* Begin *
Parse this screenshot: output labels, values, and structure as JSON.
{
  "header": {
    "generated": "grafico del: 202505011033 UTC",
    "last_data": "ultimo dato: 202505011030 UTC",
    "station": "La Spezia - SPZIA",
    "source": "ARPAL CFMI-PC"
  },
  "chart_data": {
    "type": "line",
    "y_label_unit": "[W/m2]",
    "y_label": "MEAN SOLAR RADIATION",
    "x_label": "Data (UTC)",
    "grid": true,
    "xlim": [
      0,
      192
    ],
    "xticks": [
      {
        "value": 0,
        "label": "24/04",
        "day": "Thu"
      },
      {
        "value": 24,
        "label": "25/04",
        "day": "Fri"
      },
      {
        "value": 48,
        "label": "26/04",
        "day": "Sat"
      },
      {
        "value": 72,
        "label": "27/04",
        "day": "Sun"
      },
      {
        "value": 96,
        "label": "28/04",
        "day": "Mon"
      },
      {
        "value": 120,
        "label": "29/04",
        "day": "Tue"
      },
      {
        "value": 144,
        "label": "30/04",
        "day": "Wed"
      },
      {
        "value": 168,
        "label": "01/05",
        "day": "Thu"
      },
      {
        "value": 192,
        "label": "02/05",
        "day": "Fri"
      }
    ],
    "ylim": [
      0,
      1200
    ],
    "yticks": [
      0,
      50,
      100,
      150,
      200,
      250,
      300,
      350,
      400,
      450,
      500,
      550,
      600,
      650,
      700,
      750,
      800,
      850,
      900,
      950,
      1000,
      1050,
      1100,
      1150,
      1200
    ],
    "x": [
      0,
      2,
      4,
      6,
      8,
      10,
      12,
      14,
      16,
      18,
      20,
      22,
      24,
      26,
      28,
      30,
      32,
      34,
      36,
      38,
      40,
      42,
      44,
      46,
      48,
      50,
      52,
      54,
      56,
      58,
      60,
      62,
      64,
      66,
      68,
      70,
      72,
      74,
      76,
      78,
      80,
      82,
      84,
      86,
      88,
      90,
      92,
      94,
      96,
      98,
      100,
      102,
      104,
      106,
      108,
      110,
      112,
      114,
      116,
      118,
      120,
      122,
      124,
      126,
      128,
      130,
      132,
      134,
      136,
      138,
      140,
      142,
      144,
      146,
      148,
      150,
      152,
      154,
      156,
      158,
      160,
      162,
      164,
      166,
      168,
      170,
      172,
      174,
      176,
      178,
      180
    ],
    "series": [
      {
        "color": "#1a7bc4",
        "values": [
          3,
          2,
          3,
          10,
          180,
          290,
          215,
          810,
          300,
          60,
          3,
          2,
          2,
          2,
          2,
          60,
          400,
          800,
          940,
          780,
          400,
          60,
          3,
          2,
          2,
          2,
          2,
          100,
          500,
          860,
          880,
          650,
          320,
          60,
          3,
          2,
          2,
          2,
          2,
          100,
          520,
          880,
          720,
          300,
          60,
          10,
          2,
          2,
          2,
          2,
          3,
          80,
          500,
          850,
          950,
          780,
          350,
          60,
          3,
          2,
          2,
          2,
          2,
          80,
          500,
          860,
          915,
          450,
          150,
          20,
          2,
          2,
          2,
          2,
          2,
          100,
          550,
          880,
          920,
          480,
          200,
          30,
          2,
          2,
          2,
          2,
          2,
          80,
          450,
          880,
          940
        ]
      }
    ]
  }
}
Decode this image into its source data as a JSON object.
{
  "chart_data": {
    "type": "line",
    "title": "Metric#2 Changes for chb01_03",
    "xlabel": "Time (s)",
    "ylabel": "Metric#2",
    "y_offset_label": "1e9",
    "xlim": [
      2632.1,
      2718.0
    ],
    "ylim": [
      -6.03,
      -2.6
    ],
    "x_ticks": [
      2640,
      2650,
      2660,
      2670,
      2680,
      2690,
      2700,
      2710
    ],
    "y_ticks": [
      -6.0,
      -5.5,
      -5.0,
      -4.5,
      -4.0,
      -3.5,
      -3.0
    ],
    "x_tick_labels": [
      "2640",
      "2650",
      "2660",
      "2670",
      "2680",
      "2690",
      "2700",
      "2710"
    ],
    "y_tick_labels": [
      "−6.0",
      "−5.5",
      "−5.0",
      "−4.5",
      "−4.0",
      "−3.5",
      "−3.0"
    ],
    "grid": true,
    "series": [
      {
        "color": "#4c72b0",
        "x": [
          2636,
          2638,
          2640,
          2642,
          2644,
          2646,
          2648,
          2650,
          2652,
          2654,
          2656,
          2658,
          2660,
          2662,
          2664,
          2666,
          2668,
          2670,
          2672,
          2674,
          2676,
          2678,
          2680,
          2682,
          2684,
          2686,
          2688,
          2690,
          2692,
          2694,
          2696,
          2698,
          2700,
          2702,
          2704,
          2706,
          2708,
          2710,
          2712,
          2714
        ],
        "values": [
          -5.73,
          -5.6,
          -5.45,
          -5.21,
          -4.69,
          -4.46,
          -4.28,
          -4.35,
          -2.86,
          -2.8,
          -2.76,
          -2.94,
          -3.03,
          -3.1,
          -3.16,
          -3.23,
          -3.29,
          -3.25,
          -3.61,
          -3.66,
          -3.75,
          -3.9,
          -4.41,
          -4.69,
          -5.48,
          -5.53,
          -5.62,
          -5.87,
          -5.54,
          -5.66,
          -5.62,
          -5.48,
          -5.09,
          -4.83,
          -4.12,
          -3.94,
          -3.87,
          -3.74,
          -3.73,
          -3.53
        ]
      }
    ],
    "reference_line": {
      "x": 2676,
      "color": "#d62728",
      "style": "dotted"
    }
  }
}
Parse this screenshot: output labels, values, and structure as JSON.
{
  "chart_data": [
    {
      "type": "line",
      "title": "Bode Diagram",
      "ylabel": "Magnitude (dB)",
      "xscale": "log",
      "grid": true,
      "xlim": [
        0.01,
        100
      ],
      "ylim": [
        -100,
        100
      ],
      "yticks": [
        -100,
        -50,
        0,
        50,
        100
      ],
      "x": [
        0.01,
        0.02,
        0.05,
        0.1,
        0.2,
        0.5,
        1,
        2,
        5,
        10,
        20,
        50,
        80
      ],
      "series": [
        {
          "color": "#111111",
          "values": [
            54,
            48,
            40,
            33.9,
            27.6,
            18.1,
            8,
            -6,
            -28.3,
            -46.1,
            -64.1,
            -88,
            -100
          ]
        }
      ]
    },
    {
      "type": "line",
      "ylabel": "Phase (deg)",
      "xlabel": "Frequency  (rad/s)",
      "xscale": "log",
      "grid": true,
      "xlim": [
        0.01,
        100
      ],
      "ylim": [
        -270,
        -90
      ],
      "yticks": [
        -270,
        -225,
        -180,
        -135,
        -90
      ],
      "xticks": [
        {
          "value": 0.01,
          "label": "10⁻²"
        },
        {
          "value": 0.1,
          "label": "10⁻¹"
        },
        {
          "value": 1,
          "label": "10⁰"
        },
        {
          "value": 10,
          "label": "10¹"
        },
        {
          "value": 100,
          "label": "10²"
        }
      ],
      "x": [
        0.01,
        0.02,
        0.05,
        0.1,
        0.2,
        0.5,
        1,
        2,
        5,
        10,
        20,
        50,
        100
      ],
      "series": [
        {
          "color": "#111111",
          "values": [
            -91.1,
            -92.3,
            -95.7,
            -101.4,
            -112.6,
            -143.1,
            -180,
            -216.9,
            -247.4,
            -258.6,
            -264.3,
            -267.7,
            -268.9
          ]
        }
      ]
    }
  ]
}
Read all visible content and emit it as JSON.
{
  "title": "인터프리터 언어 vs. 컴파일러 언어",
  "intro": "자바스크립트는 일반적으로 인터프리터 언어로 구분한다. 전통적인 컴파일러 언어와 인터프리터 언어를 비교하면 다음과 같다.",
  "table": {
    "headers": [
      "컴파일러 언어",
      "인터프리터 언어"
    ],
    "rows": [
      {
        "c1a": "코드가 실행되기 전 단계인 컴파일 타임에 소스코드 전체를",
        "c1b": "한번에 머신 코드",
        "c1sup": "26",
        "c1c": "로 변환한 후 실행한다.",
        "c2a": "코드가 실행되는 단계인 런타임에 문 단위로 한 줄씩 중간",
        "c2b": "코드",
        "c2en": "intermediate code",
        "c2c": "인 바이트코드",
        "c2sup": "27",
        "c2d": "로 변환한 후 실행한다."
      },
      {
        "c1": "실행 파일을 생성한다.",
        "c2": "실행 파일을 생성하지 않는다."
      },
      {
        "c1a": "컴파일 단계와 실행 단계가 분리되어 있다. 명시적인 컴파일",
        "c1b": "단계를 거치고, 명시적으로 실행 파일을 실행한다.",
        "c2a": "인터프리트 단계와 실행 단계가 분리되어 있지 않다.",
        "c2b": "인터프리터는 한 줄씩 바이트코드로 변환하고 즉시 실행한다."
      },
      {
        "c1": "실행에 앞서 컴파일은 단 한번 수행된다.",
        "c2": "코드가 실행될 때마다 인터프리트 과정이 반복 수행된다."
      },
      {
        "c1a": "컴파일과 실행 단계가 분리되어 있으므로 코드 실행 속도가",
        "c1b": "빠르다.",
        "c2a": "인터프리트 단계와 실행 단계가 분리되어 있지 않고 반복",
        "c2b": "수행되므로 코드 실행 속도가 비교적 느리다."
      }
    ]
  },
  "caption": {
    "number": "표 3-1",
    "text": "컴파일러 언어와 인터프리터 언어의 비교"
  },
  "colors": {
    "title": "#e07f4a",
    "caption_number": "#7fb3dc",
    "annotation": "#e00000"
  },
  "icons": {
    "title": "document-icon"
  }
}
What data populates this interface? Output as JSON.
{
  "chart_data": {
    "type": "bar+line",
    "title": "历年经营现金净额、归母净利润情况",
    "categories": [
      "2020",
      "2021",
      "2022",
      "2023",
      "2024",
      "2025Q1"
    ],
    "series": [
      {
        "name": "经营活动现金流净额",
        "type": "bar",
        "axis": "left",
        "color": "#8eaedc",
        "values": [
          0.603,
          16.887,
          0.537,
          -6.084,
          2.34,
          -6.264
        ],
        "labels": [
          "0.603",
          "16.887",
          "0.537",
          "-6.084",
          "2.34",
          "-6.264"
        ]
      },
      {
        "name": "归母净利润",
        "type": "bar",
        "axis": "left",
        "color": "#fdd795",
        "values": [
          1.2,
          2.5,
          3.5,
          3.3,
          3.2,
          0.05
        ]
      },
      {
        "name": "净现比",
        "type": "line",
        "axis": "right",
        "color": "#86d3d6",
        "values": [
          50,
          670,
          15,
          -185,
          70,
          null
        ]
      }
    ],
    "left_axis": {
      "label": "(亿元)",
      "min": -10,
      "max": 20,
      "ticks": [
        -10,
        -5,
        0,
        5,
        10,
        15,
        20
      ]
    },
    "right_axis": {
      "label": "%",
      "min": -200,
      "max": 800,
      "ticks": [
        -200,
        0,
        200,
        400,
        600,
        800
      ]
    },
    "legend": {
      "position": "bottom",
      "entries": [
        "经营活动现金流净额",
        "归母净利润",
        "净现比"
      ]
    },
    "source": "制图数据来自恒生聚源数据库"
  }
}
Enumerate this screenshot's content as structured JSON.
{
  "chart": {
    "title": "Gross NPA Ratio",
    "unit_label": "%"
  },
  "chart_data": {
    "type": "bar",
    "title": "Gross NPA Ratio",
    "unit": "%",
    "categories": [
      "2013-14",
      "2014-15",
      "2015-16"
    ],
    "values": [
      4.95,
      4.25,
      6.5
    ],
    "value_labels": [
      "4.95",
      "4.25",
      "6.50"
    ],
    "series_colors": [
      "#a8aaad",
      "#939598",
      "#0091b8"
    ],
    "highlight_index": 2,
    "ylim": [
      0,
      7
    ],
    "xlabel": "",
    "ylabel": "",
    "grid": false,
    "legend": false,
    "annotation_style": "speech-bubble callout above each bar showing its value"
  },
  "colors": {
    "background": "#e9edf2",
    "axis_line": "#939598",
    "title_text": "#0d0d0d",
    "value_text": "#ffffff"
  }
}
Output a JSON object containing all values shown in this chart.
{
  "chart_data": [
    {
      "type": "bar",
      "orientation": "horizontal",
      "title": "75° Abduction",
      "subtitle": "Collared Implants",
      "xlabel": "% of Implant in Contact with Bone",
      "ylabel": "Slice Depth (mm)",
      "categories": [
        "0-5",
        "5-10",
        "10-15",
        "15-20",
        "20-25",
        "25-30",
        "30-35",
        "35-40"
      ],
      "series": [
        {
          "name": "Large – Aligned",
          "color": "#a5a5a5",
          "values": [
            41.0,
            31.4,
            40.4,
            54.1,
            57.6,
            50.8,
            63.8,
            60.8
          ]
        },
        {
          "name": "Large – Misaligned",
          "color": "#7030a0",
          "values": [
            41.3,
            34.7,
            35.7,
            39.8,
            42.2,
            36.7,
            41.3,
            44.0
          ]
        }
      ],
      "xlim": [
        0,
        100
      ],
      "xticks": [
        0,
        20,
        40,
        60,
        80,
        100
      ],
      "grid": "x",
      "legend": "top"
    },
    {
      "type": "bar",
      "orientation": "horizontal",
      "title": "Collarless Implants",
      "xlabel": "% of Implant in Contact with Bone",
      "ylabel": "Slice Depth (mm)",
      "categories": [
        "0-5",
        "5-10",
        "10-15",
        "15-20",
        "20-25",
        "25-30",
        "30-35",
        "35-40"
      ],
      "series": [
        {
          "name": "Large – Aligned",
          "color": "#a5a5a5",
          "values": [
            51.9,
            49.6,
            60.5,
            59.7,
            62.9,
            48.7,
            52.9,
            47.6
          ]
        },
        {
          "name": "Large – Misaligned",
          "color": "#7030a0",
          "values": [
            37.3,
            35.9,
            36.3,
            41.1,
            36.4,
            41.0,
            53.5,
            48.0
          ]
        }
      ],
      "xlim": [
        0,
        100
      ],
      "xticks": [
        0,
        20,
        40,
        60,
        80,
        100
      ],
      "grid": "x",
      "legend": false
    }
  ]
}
* End *
Copy out every line with the word "xlabel".

=== RESULT BELOW ===
    "xlabel": "Time (s)",
      "xlabel": "Frequency  (rad/s)",
    "xlabel": "",
      "xlabel": "% of Implant in Contact with Bone",
      "xlabel": "% of Implant in Contact with Bone",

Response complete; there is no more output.